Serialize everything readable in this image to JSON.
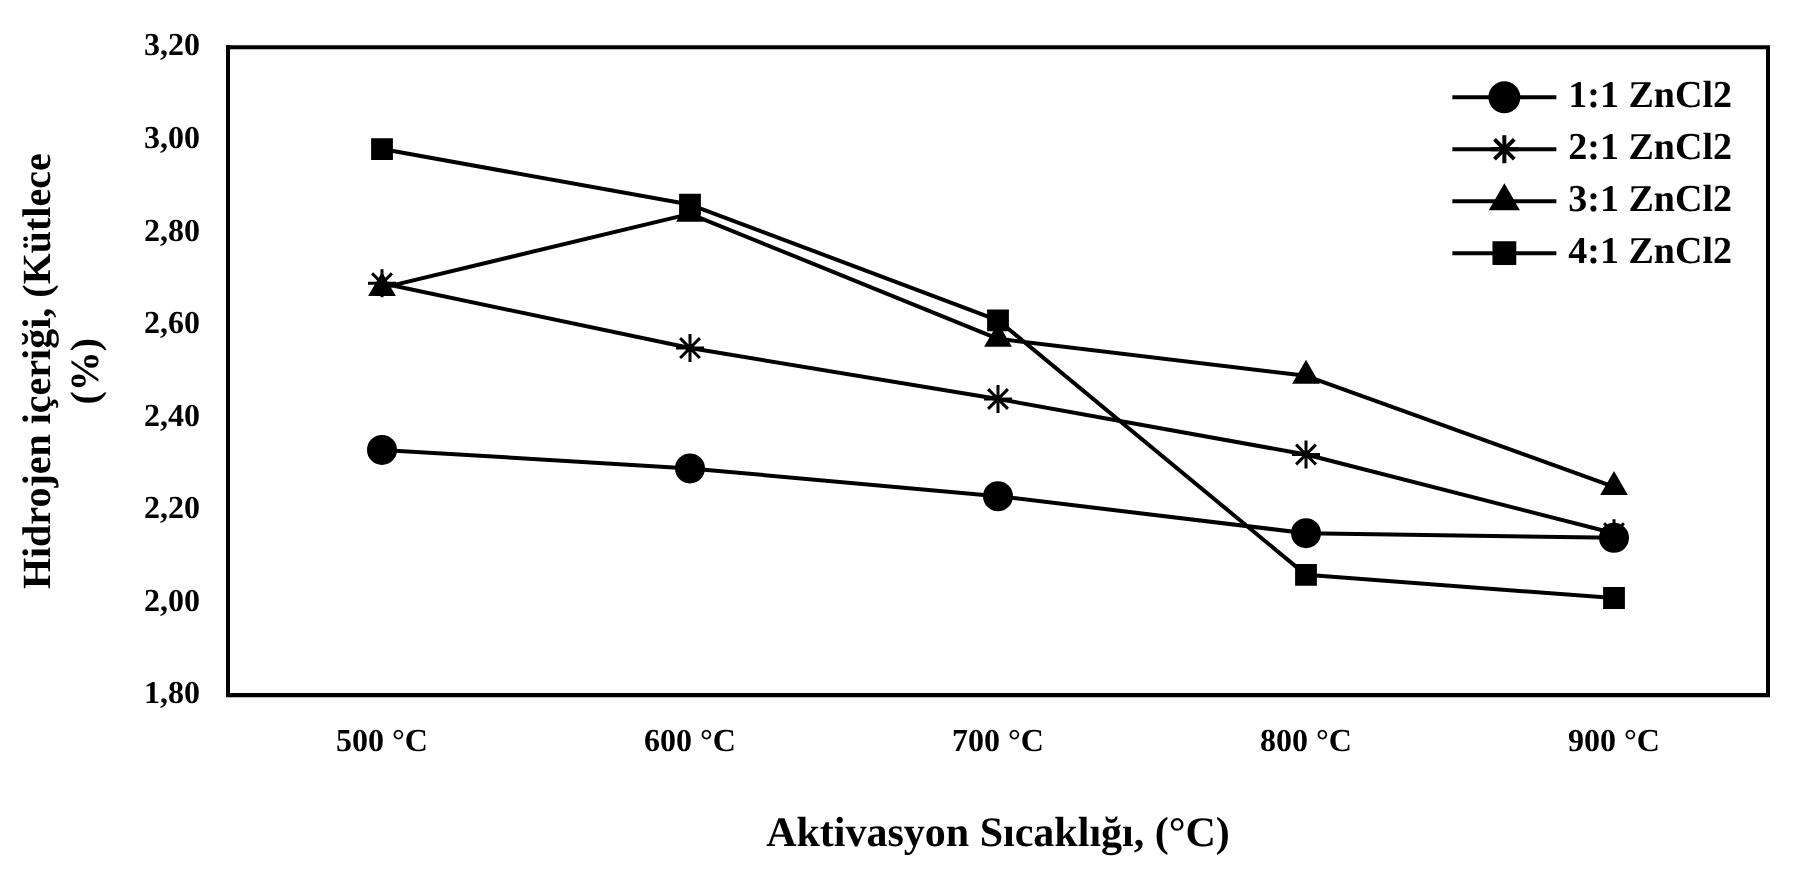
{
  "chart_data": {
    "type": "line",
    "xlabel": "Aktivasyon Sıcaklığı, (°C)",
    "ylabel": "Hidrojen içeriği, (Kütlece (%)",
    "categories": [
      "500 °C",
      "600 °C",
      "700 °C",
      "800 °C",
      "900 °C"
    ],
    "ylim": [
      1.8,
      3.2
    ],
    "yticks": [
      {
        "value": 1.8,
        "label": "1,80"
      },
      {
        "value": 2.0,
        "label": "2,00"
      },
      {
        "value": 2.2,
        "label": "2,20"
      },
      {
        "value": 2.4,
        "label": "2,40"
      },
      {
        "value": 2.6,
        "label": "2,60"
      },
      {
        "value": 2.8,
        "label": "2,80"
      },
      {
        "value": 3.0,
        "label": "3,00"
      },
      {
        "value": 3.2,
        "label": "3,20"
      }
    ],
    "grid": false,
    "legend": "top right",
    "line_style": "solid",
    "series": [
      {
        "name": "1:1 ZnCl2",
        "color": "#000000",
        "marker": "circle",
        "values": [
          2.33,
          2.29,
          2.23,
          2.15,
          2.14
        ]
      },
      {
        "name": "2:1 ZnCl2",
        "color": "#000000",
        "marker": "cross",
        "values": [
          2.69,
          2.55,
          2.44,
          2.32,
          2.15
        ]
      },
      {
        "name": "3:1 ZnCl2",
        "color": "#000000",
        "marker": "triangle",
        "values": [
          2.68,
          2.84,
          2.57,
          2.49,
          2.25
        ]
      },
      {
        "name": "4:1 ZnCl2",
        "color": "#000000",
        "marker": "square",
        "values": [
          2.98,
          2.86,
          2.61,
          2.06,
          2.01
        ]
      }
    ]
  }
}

**Written problem**
Reproduce the material in its entirety and word for word, without the pictures.

**Reply**
Serialize everything readable in this image to JSON.
{
  "chart_data": {
    "type": "line",
    "xlabel": "Aktivasyon Sıcaklığı, (°C)",
    "ylabel": "Hidrojen içeriği, (Kütlece (%)",
    "categories": [
      "500 °C",
      "600 °C",
      "700 °C",
      "800 °C",
      "900 °C"
    ],
    "ylim": [
      1.8,
      3.2
    ],
    "yticks": [
      {
        "value": 1.8,
        "label": "1,80"
      },
      {
        "value": 2.0,
        "label": "2,00"
      },
      {
        "value": 2.2,
        "label": "2,20"
      },
      {
        "value": 2.4,
        "label": "2,40"
      },
      {
        "value": 2.6,
        "label": "2,60"
      },
      {
        "value": 2.8,
        "label": "2,80"
      },
      {
        "value": 3.0,
        "label": "3,00"
      },
      {
        "value": 3.2,
        "label": "3,20"
      }
    ],
    "grid": false,
    "legend": "top right",
    "line_style": "solid",
    "series": [
      {
        "name": "1:1 ZnCl2",
        "color": "#000000",
        "marker": "circle",
        "values": [
          2.33,
          2.29,
          2.23,
          2.15,
          2.14
        ]
      },
      {
        "name": "2:1 ZnCl2",
        "color": "#000000",
        "marker": "cross",
        "values": [
          2.69,
          2.55,
          2.44,
          2.32,
          2.15
        ]
      },
      {
        "name": "3:1 ZnCl2",
        "color": "#000000",
        "marker": "triangle",
        "values": [
          2.68,
          2.84,
          2.57,
          2.49,
          2.25
        ]
      },
      {
        "name": "4:1 ZnCl2",
        "color": "#000000",
        "marker": "square",
        "values": [
          2.98,
          2.86,
          2.61,
          2.06,
          2.01
        ]
      }
    ]
  }
}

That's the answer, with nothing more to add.